**GIVEN TASK**
Omit the images, then print each record below exactly as it reads.

**RECORDS SUPPLIED**
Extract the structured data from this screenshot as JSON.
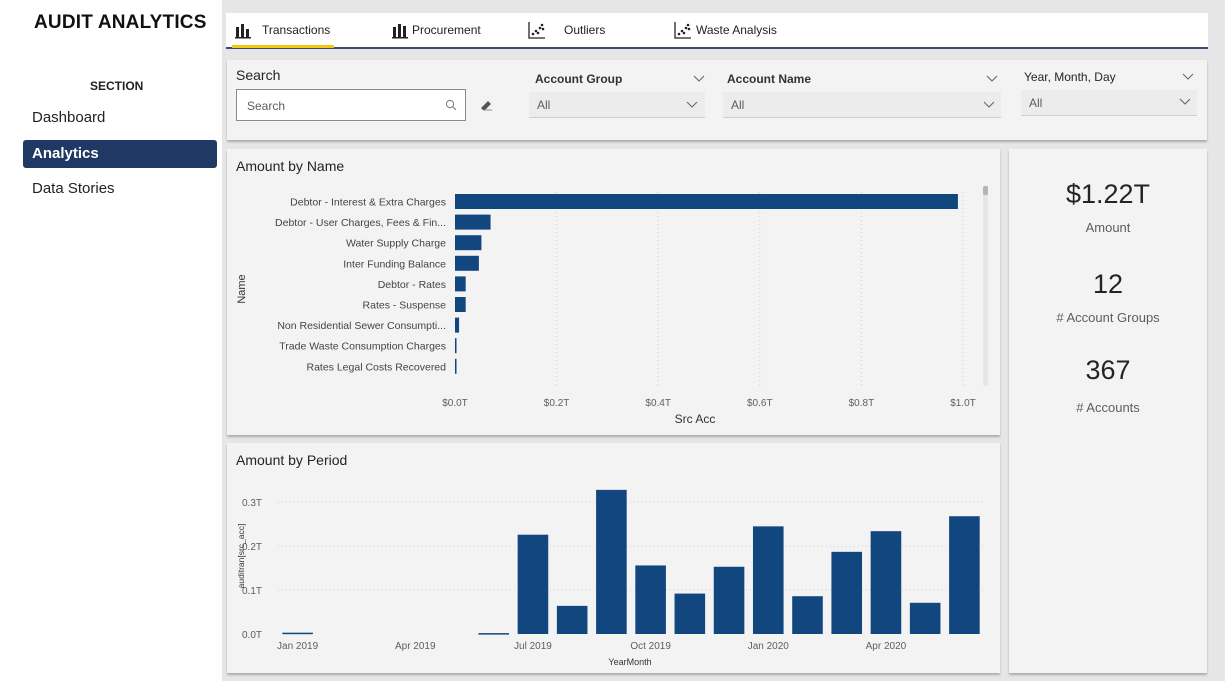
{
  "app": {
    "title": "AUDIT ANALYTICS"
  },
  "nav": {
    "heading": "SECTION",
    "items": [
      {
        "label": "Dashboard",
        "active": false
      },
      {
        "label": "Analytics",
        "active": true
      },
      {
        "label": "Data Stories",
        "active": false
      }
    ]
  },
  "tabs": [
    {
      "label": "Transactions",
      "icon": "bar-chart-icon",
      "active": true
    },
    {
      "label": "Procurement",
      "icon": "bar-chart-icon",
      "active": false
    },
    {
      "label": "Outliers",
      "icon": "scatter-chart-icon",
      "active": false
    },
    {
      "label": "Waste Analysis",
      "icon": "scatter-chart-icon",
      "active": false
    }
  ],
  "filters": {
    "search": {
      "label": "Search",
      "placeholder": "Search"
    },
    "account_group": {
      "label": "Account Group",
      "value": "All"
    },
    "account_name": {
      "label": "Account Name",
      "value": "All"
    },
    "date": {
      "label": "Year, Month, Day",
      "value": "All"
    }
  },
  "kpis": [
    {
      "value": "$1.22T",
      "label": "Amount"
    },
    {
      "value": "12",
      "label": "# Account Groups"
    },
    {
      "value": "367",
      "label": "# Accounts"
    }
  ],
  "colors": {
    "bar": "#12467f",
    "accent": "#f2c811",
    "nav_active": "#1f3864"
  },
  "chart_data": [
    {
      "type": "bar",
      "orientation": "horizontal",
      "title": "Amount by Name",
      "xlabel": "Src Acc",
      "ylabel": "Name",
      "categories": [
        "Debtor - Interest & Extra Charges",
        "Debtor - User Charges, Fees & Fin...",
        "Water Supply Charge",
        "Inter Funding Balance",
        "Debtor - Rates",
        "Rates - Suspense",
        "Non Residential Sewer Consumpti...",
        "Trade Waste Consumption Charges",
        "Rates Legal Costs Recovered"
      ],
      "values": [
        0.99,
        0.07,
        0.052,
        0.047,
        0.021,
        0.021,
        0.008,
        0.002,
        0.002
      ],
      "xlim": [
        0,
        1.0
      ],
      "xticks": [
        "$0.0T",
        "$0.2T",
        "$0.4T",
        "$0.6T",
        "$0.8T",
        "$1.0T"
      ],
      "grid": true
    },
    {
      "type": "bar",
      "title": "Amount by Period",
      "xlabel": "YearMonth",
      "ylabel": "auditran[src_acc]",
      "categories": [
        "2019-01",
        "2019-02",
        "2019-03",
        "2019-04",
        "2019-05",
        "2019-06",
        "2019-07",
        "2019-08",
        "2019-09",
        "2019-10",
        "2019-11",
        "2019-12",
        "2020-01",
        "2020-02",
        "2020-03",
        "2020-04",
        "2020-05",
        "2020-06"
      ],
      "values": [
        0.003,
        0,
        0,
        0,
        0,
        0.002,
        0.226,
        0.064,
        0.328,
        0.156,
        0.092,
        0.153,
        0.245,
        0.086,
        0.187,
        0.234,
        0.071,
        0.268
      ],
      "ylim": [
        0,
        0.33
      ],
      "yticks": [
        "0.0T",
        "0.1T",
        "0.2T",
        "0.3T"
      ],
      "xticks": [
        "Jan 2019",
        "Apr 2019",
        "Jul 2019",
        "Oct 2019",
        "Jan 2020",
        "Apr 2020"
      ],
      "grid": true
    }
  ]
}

**WORKED SOLUTION**
Extract the structured data from this screenshot as JSON.
{
  "app": {
    "title": "AUDIT ANALYTICS"
  },
  "nav": {
    "heading": "SECTION",
    "items": [
      {
        "label": "Dashboard",
        "active": false
      },
      {
        "label": "Analytics",
        "active": true
      },
      {
        "label": "Data Stories",
        "active": false
      }
    ]
  },
  "tabs": [
    {
      "label": "Transactions",
      "icon": "bar-chart-icon",
      "active": true
    },
    {
      "label": "Procurement",
      "icon": "bar-chart-icon",
      "active": false
    },
    {
      "label": "Outliers",
      "icon": "scatter-chart-icon",
      "active": false
    },
    {
      "label": "Waste Analysis",
      "icon": "scatter-chart-icon",
      "active": false
    }
  ],
  "filters": {
    "search": {
      "label": "Search",
      "placeholder": "Search"
    },
    "account_group": {
      "label": "Account Group",
      "value": "All"
    },
    "account_name": {
      "label": "Account Name",
      "value": "All"
    },
    "date": {
      "label": "Year, Month, Day",
      "value": "All"
    }
  },
  "kpis": [
    {
      "value": "$1.22T",
      "label": "Amount"
    },
    {
      "value": "12",
      "label": "# Account Groups"
    },
    {
      "value": "367",
      "label": "# Accounts"
    }
  ],
  "colors": {
    "bar": "#12467f",
    "accent": "#f2c811",
    "nav_active": "#1f3864"
  },
  "chart_data": [
    {
      "type": "bar",
      "orientation": "horizontal",
      "title": "Amount by Name",
      "xlabel": "Src Acc",
      "ylabel": "Name",
      "categories": [
        "Debtor - Interest & Extra Charges",
        "Debtor - User Charges, Fees & Fin...",
        "Water Supply Charge",
        "Inter Funding Balance",
        "Debtor - Rates",
        "Rates - Suspense",
        "Non Residential Sewer Consumpti...",
        "Trade Waste Consumption Charges",
        "Rates Legal Costs Recovered"
      ],
      "values": [
        0.99,
        0.07,
        0.052,
        0.047,
        0.021,
        0.021,
        0.008,
        0.002,
        0.002
      ],
      "xlim": [
        0,
        1.0
      ],
      "xticks": [
        "$0.0T",
        "$0.2T",
        "$0.4T",
        "$0.6T",
        "$0.8T",
        "$1.0T"
      ],
      "grid": true
    },
    {
      "type": "bar",
      "title": "Amount by Period",
      "xlabel": "YearMonth",
      "ylabel": "auditran[src_acc]",
      "categories": [
        "2019-01",
        "2019-02",
        "2019-03",
        "2019-04",
        "2019-05",
        "2019-06",
        "2019-07",
        "2019-08",
        "2019-09",
        "2019-10",
        "2019-11",
        "2019-12",
        "2020-01",
        "2020-02",
        "2020-03",
        "2020-04",
        "2020-05",
        "2020-06"
      ],
      "values": [
        0.003,
        0,
        0,
        0,
        0,
        0.002,
        0.226,
        0.064,
        0.328,
        0.156,
        0.092,
        0.153,
        0.245,
        0.086,
        0.187,
        0.234,
        0.071,
        0.268
      ],
      "ylim": [
        0,
        0.33
      ],
      "yticks": [
        "0.0T",
        "0.1T",
        "0.2T",
        "0.3T"
      ],
      "xticks": [
        "Jan 2019",
        "Apr 2019",
        "Jul 2019",
        "Oct 2019",
        "Jan 2020",
        "Apr 2020"
      ],
      "grid": true
    }
  ]
}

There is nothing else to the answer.